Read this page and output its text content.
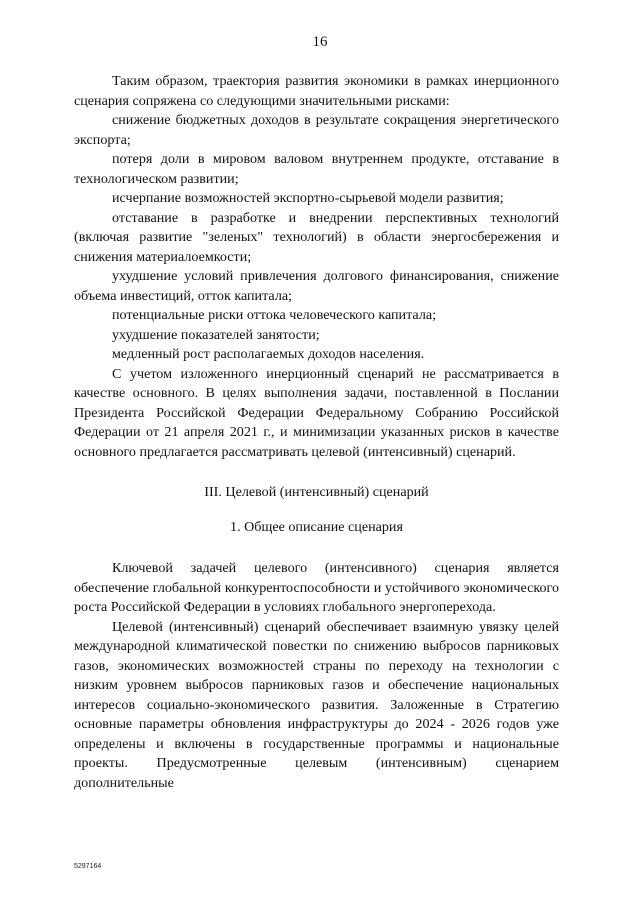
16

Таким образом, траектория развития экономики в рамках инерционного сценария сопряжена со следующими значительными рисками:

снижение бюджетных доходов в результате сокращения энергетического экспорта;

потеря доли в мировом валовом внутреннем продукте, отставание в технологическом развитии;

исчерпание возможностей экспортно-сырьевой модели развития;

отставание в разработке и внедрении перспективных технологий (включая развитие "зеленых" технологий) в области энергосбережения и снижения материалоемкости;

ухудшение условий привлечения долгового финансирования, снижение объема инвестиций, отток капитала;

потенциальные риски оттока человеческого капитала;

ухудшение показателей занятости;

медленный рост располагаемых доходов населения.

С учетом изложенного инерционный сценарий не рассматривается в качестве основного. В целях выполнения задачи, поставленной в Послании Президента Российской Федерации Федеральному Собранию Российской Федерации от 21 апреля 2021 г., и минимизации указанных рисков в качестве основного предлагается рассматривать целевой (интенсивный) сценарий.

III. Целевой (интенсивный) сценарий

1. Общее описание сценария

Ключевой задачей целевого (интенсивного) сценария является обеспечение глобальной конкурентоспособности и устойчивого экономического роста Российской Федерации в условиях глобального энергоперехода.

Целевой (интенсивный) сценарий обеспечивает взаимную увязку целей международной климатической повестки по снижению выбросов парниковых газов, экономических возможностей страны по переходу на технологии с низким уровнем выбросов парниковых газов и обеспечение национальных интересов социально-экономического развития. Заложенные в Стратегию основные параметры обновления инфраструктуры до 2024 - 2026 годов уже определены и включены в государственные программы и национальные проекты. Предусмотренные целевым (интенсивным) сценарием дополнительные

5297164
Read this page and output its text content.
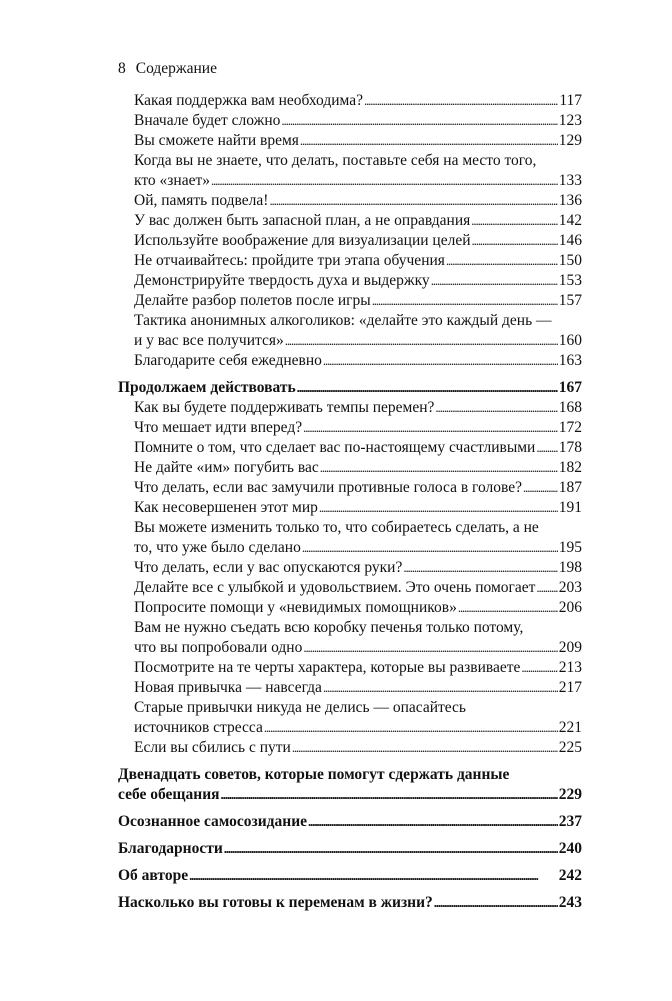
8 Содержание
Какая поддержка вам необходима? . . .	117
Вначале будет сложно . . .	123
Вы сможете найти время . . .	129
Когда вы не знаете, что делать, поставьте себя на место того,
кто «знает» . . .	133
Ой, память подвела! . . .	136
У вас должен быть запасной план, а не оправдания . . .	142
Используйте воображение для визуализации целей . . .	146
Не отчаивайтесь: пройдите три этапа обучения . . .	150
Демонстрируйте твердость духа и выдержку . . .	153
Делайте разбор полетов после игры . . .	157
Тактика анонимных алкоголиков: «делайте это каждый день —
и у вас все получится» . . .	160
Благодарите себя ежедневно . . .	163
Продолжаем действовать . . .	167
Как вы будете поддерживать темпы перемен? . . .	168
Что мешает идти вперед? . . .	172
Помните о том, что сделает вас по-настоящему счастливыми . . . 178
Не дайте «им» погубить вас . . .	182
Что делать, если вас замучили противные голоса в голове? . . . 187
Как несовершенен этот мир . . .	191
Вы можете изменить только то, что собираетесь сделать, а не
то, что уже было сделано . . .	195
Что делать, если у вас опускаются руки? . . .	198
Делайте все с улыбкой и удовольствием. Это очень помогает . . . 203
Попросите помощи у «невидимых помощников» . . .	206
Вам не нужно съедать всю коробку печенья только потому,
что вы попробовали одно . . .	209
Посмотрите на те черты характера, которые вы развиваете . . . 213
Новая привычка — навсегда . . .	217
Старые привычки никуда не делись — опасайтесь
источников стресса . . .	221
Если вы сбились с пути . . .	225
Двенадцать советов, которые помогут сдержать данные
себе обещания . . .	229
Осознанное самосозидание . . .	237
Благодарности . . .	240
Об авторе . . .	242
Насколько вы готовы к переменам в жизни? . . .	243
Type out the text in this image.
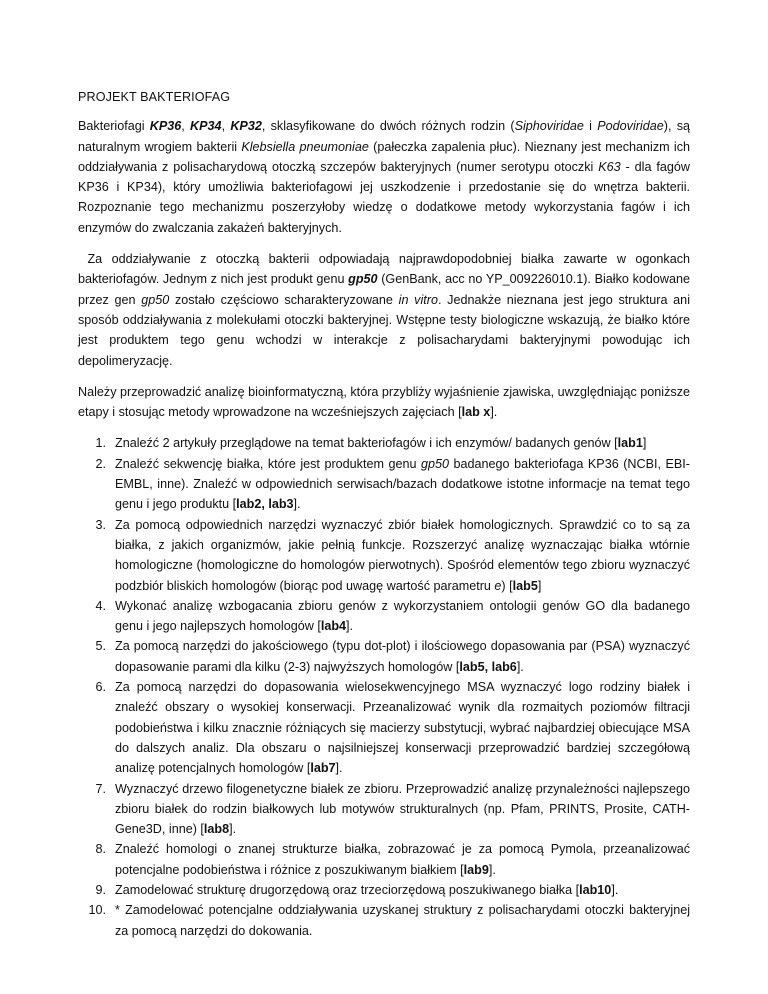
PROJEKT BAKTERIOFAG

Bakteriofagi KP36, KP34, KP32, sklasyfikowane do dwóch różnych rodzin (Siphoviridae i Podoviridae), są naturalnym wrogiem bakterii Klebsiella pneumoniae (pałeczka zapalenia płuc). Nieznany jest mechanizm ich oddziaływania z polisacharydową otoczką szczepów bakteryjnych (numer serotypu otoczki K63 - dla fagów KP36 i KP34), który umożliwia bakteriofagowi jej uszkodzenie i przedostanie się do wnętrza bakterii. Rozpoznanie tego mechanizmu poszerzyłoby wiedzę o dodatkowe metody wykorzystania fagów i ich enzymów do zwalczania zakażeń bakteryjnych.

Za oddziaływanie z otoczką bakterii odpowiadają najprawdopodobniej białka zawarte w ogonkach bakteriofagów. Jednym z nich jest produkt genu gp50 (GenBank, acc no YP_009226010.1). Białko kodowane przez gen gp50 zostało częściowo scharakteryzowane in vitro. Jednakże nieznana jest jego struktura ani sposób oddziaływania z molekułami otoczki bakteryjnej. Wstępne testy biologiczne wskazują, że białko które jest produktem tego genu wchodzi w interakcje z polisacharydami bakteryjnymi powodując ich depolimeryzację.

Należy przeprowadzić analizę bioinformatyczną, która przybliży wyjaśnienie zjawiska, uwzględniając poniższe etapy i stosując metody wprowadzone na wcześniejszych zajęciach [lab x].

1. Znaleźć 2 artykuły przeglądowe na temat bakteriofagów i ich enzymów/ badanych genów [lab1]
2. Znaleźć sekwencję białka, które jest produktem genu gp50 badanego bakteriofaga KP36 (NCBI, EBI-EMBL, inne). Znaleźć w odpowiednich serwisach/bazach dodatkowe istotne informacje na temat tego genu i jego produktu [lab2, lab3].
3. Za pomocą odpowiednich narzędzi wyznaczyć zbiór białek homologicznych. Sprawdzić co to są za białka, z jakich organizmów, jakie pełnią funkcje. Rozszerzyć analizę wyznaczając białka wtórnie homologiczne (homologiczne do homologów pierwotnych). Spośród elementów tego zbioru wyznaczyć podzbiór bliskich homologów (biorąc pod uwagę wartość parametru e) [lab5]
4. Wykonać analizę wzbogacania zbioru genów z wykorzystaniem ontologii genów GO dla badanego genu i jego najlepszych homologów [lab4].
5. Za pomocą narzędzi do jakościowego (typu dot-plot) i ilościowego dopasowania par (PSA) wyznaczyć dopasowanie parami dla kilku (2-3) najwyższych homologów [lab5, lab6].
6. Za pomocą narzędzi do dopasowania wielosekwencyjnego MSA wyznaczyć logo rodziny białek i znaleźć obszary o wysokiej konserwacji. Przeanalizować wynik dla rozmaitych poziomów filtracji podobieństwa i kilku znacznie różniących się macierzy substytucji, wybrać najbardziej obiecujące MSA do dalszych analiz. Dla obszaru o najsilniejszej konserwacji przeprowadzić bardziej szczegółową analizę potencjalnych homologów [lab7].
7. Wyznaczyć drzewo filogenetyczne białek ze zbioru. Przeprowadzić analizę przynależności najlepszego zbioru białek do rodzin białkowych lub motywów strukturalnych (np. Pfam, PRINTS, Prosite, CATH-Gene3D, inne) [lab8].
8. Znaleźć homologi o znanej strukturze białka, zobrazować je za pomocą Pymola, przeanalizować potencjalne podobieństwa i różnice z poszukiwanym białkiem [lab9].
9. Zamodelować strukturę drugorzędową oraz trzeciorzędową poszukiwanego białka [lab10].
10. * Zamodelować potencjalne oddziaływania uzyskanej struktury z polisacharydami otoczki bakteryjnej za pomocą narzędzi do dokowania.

Given instruction:
Go through the records and pull out each line that includes the word "metody".

Result of this exercise:
Bakteriofagi KP36, KP34, KP32, sklasyfikowane do dwóch różnych rodzin (Siphoviridae i Podoviridae), są naturalnym wrogiem bakterii Klebsiella pneumoniae (pałeczka zapalenia płuc). Nieznany jest mechanizm ich oddziaływania z polisacharydową otoczką szczepów bakteryjnych (numer serotypu otoczki K63 - dla fagów KP36 i KP34), który umożliwia bakteriofagowi jej uszkodzenie i przedostanie się do wnętrza bakterii. Rozpoznanie tego mechanizmu poszerzyłoby wiedzę o dodatkowe metody wykorzystania fagów i ich enzymów do zwalczania zakażeń bakteryjnych.
Należy przeprowadzić analizę bioinformatyczną, która przybliży wyjaśnienie zjawiska, uwzględniając poniższe etapy i stosując metody wprowadzone na wcześniejszych zajęciach [lab x].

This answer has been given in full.